■ **EXERCISE INSTRUCTIONS**:
1. In the forum thread about the DMD 1.034 and 2.018 releases, what does Walter Bright suggest doing instead of recompiling Phobos?
2. Continue the forum thread about the DMD 1.034 and 2.018 releases after its last sentence.

■ **DOCUMENT SEGMENT**:

DMD 1.034 and 2.018 releases - Let the games begin!

Dave Dave_member at pathlink.com
Mon Aug 11 21:17:42 PDT 2008


"Dave" <Dave_member at pathlink.com> wrote in message 
news:g7qr3h$2l6$1 at digitalmars.com...
>
> "Walter Bright" <newshound1 at digitalmars.com> wrote in message 
> news:g7na5s$qg0$1 at digitalmars.com...
>> bearophile wrote:
>>> Walter Bright:
>>>> If this happens, then it's worth verifying that the asm code is
>>>> actually being run by inserting a printf in it.
>>>
>>> I presume I'll have to recompile Phobos for that.
>>
>> Not really, it's easier to just copy that particular function out of the
>> library and paste it into your test module, that way it's easier to
>> experiment with.

■ **MATERIAL SUPPLIED**:

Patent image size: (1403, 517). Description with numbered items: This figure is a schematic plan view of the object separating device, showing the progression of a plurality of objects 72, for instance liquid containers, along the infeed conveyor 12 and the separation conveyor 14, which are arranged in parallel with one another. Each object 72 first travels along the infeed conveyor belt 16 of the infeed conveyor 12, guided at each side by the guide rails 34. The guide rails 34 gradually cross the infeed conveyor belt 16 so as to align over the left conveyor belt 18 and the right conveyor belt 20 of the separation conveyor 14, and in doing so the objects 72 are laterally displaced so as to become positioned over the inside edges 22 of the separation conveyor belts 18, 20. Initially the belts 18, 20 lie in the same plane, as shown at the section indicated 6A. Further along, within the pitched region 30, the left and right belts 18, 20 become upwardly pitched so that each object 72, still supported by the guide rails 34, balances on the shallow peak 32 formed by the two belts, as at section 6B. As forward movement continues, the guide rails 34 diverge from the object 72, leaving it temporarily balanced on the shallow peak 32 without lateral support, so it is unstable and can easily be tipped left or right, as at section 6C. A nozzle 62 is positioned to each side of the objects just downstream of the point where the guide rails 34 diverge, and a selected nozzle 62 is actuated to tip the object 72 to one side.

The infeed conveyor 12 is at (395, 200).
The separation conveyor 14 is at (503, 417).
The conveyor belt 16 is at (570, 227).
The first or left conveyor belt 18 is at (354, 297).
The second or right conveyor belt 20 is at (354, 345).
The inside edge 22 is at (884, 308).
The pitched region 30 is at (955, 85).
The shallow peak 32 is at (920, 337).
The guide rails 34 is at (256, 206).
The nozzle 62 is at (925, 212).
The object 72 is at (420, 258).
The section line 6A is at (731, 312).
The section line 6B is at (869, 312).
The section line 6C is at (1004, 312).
--
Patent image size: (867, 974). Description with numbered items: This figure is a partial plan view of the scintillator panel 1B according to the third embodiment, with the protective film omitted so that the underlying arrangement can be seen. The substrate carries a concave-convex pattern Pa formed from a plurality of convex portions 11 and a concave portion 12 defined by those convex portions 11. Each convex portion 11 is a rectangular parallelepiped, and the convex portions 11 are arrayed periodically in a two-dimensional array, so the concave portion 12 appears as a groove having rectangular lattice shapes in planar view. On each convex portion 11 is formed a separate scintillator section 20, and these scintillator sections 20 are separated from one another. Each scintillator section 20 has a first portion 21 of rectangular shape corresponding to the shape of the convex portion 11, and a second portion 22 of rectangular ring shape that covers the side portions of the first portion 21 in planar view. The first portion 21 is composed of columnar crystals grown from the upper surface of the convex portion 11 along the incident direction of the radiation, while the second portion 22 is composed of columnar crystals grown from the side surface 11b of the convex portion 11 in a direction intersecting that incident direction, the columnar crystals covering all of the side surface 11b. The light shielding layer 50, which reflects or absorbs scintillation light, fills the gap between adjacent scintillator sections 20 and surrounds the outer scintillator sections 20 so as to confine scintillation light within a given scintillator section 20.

■ **EXPECTED ANSWERS**:
1. Copy that particular function out of the library and paste it into the test module.

2.
>>
>>>>> And I haven't seen yet SS2 asm in my compiled programs :-)
>>>> The dmd compiler doesn't generate SS2 instructions. But the
>>>> routines in internal\array*.d do.
>>>
>>> I know. I was talking about the parts of the code that for example
>>> adds the arrays; according to the phobos source code they use SSE2
>>> but in the final source code produces they are absent.
>>
>> I don't know what you mean. The SSE2 instructions are in 
>> internal/arrayint.d, and they do get compiled in.
>
> The SSE2 is being used, but what would be nice would be the same code that 
> Burton used for his benchmarks. Is that available?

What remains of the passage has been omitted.